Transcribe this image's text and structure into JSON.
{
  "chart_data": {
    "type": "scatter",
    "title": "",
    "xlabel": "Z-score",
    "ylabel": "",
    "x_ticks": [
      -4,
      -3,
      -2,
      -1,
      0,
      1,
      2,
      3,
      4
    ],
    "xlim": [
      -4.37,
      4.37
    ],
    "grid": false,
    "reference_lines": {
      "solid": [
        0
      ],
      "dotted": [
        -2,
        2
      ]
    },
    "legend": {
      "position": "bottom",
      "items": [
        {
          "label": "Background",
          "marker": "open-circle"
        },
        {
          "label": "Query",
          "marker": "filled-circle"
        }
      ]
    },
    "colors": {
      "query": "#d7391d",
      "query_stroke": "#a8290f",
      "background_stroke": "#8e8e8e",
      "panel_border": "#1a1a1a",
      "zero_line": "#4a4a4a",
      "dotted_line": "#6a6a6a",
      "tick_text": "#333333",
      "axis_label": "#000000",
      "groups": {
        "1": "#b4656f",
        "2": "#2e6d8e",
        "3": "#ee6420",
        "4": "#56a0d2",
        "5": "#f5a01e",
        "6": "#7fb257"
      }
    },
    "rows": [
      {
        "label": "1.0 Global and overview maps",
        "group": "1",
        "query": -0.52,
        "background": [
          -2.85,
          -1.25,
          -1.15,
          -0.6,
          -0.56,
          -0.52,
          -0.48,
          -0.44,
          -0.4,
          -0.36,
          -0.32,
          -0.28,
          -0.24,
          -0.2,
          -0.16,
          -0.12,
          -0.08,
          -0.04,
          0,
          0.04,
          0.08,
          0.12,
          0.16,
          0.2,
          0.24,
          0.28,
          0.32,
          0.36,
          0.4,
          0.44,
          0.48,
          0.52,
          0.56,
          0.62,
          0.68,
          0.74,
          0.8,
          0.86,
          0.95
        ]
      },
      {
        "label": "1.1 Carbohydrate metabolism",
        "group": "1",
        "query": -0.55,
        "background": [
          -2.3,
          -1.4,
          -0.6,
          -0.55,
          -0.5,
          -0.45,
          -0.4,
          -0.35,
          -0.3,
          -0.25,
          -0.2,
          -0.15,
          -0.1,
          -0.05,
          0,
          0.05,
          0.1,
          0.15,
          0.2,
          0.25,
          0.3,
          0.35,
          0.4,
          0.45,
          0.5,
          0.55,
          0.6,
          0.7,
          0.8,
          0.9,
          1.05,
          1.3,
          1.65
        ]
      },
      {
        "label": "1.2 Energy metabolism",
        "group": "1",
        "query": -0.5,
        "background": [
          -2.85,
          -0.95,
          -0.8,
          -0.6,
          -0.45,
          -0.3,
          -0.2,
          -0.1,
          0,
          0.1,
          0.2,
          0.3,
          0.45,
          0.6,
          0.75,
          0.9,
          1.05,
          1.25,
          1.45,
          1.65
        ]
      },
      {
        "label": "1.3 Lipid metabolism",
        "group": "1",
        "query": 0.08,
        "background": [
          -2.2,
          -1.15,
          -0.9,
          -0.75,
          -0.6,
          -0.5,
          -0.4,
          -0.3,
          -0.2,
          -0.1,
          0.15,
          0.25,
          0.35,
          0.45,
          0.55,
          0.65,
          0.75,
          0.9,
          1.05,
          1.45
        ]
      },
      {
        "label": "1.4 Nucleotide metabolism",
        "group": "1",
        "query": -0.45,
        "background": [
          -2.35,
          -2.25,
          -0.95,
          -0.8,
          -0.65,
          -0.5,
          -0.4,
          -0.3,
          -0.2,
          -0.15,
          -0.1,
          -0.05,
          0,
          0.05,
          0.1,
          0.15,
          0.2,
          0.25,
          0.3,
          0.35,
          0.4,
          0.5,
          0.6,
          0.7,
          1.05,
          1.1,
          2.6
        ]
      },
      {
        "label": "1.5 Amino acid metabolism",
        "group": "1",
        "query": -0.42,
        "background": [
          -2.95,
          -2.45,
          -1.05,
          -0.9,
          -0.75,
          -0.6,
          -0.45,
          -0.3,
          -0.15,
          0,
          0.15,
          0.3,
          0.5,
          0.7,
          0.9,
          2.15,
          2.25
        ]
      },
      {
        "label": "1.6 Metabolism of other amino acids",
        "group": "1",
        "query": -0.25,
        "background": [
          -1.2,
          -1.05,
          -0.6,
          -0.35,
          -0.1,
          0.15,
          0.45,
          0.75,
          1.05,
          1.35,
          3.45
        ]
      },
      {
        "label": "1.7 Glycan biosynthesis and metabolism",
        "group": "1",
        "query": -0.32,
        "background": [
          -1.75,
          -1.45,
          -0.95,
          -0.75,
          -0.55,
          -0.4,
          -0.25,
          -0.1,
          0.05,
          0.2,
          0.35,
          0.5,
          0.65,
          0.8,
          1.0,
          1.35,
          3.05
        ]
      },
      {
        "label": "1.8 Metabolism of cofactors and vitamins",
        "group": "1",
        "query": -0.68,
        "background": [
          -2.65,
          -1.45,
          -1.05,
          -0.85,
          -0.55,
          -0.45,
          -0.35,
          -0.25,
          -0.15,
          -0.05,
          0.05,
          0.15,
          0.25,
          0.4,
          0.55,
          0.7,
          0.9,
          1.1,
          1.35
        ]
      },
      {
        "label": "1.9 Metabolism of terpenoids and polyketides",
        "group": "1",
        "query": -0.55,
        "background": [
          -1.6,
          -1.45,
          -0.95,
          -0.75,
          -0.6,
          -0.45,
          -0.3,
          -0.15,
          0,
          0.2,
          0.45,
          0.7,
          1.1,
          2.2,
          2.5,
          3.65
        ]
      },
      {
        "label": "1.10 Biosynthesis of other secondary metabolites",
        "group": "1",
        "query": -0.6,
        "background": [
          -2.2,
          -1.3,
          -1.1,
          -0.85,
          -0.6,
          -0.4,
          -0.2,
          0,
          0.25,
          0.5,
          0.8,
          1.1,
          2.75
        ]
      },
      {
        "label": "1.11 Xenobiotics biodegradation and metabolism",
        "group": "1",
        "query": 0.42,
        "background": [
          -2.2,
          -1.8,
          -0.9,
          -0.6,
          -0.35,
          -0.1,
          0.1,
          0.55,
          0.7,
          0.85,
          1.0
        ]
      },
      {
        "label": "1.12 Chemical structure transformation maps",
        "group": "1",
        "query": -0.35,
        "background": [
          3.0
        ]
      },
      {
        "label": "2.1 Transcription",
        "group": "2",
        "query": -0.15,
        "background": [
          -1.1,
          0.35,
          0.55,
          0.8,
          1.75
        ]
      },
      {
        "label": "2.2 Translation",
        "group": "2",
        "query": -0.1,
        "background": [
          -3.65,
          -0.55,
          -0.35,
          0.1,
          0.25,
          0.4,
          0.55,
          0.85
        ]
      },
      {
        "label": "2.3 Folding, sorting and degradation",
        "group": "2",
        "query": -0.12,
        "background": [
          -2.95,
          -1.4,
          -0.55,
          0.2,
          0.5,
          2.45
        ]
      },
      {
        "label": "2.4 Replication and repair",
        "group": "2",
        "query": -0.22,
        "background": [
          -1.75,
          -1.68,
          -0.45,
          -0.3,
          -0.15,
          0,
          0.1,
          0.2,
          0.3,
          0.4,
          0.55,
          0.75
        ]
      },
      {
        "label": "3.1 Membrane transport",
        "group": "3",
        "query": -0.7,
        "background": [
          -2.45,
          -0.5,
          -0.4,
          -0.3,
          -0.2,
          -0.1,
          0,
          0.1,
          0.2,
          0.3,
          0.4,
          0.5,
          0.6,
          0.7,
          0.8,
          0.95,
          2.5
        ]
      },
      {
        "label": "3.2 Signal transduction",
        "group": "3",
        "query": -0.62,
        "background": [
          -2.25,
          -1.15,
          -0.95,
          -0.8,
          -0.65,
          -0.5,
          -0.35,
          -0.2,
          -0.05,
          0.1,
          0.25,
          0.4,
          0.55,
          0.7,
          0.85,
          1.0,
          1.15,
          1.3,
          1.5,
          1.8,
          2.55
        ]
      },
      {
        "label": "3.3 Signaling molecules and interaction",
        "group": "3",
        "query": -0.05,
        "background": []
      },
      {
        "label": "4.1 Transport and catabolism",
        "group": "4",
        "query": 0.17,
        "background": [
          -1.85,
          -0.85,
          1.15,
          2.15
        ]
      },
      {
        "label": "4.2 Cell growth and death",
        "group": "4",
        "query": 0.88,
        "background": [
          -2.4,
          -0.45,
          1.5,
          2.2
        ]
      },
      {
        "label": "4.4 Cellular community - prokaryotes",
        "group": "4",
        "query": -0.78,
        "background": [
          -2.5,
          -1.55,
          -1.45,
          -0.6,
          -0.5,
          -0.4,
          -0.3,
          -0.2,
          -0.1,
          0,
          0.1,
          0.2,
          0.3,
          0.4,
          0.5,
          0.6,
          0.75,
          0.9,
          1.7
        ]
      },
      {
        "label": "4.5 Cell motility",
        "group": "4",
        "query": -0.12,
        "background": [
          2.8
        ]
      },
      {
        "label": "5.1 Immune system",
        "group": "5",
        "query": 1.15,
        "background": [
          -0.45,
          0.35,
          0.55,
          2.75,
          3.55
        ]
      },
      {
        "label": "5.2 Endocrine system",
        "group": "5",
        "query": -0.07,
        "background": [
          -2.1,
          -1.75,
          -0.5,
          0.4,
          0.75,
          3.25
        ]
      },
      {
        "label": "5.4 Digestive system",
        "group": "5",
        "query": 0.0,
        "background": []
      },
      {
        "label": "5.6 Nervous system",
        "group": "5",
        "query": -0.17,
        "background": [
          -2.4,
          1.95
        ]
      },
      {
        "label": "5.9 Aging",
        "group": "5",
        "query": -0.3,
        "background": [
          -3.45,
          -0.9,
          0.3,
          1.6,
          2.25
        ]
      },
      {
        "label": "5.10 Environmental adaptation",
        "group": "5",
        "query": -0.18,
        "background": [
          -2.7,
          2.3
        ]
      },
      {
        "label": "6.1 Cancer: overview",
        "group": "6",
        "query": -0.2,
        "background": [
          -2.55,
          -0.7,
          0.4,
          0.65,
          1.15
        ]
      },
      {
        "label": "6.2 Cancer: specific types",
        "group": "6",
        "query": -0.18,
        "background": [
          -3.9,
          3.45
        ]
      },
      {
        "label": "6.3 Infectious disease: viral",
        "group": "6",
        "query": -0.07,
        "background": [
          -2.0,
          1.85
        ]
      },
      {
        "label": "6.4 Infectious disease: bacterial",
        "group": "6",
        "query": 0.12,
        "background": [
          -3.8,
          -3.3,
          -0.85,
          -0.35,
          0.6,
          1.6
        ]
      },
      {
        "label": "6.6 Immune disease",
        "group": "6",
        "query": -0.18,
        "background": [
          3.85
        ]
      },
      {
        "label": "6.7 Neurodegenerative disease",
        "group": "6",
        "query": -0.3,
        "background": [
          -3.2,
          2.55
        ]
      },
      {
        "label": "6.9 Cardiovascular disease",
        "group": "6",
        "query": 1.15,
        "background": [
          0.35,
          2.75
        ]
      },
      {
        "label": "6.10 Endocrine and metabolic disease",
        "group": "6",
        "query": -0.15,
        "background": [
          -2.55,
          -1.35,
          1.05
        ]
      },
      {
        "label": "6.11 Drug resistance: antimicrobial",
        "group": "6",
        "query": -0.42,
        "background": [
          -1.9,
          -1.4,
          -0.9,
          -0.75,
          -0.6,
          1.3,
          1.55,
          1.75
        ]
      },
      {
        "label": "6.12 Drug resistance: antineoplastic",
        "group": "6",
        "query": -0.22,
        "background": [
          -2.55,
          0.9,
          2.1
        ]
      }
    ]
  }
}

* * *

ABOUT THIS TASK: Could you find each line in the entries that contains the string "Drug" and copy it?

ANSWER FOR THE TASK:
        "label": "6.11 Drug resistance: antimicrobial",
        "label": "6.12 Drug resistance: antineoplastic",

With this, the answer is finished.